*Problem to solve*
Repeat all of the records verbatim.
begin
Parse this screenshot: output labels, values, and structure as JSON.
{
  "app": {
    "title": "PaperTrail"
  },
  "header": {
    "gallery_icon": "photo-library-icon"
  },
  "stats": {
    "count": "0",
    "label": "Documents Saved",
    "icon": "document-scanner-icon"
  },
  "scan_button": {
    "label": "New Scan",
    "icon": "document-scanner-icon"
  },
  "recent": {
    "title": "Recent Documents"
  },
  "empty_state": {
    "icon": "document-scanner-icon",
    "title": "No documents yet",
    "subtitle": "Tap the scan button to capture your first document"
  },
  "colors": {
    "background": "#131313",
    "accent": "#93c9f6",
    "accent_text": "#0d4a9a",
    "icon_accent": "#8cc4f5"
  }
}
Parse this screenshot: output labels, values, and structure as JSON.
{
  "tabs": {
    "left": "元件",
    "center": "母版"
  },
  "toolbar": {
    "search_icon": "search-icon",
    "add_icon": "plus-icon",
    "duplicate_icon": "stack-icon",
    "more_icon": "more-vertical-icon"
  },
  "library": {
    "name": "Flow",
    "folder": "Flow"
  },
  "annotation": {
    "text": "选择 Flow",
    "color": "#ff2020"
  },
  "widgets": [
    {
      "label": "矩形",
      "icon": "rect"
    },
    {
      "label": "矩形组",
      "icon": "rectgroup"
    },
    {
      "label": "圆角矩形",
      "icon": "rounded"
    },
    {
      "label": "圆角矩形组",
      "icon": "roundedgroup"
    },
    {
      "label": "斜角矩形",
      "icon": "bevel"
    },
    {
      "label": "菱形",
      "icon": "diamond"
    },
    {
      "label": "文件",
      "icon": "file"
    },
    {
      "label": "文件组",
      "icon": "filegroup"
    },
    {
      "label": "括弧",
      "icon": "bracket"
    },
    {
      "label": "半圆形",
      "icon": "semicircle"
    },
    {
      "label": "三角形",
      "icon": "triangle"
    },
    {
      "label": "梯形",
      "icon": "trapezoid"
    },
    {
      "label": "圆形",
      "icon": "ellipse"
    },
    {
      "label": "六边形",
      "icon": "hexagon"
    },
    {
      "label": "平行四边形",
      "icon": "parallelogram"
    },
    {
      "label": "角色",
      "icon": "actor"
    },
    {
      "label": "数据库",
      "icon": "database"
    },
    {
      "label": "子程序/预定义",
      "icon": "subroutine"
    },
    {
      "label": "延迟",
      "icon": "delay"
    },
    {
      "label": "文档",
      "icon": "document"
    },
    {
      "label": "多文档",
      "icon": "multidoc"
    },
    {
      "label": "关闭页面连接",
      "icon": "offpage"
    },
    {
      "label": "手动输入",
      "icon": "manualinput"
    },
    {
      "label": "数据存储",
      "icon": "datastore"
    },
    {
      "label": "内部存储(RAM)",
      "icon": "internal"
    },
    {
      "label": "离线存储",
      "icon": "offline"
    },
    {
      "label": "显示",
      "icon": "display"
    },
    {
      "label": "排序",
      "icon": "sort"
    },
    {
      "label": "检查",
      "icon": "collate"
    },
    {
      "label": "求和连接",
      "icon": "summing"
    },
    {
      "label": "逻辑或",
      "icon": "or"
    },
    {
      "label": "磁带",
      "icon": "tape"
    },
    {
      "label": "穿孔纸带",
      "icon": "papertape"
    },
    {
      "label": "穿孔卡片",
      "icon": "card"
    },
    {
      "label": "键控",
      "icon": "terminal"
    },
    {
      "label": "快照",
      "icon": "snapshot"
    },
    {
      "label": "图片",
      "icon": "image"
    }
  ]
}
end
*Completed exercise*
Parse this screenshot: output labels, values, and structure as JSON.
{
  "app": {
    "title": "PaperTrail"
  },
  "header": {
    "gallery_icon": "photo-library-icon"
  },
  "stats": {
    "count": "0",
    "label": "Documents Saved",
    "icon": "document-scanner-icon"
  },
  "scan_button": {
    "label": "New Scan",
    "icon": "document-scanner-icon"
  },
  "recent": {
    "title": "Recent Documents"
  },
  "empty_state": {
    "icon": "document-scanner-icon",
    "title": "No documents yet",
    "subtitle": "Tap the scan button to capture your first document"
  },
  "colors": {
    "background": "#131313",
    "accent": "#93c9f6",
    "accent_text": "#0d4a9a",
    "icon_accent": "#8cc4f5"
  }
}
Parse this screenshot: output labels, values, and structure as JSON.
{
  "tabs": {
    "left": "元件",
    "center": "母版"
  },
  "toolbar": {
    "search_icon": "search-icon",
    "add_icon": "plus-icon",
    "duplicate_icon": "stack-icon",
    "more_icon": "more-vertical-icon"
  },
  "library": {
    "name": "Flow",
    "folder": "Flow"
  },
  "annotation": {
    "text": "选择 Flow",
    "color": "#ff2020"
  },
  "widgets": [
    {
      "label": "矩形",
      "icon": "rect"
    },
    {
      "label": "矩形组",
      "icon": "rectgroup"
    },
    {
      "label": "圆角矩形",
      "icon": "rounded"
    },
    {
      "label": "圆角矩形组",
      "icon": "roundedgroup"
    },
    {
      "label": "斜角矩形",
      "icon": "bevel"
    },
    {
      "label": "菱形",
      "icon": "diamond"
    },
    {
      "label": "文件",
      "icon": "file"
    },
    {
      "label": "文件组",
      "icon": "filegroup"
    },
    {
      "label": "括弧",
      "icon": "bracket"
    },
    {
      "label": "半圆形",
      "icon": "semicircle"
    },
    {
      "label": "三角形",
      "icon": "triangle"
    },
    {
      "label": "梯形",
      "icon": "trapezoid"
    },
    {
      "label": "圆形",
      "icon": "ellipse"
    },
    {
      "label": "六边形",
      "icon": "hexagon"
    },
    {
      "label": "平行四边形",
      "icon": "parallelogram"
    },
    {
      "label": "角色",
      "icon": "actor"
    },
    {
      "label": "数据库",
      "icon": "database"
    },
    {
      "label": "子程序/预定义",
      "icon": "subroutine"
    },
    {
      "label": "延迟",
      "icon": "delay"
    },
    {
      "label": "文档",
      "icon": "document"
    },
    {
      "label": "多文档",
      "icon": "multidoc"
    },
    {
      "label": "关闭页面连接",
      "icon": "offpage"
    },
    {
      "label": "手动输入",
      "icon": "manualinput"
    },
    {
      "label": "数据存储",
      "icon": "datastore"
    },
    {
      "label": "内部存储(RAM)",
      "icon": "internal"
    },
    {
      "label": "离线存储",
      "icon": "offline"
    },
    {
      "label": "显示",
      "icon": "display"
    },
    {
      "label": "排序",
      "icon": "sort"
    },
    {
      "label": "检查",
      "icon": "collate"
    },
    {
      "label": "求和连接",
      "icon": "summing"
    },
    {
      "label": "逻辑或",
      "icon": "or"
    },
    {
      "label": "磁带",
      "icon": "tape"
    },
    {
      "label": "穿孔纸带",
      "icon": "papertape"
    },
    {
      "label": "穿孔卡片",
      "icon": "card"
    },
    {
      "label": "键控",
      "icon": "terminal"
    },
    {
      "label": "快照",
      "icon": "snapshot"
    },
    {
      "label": "图片",
      "icon": "image"
    }
  ]
}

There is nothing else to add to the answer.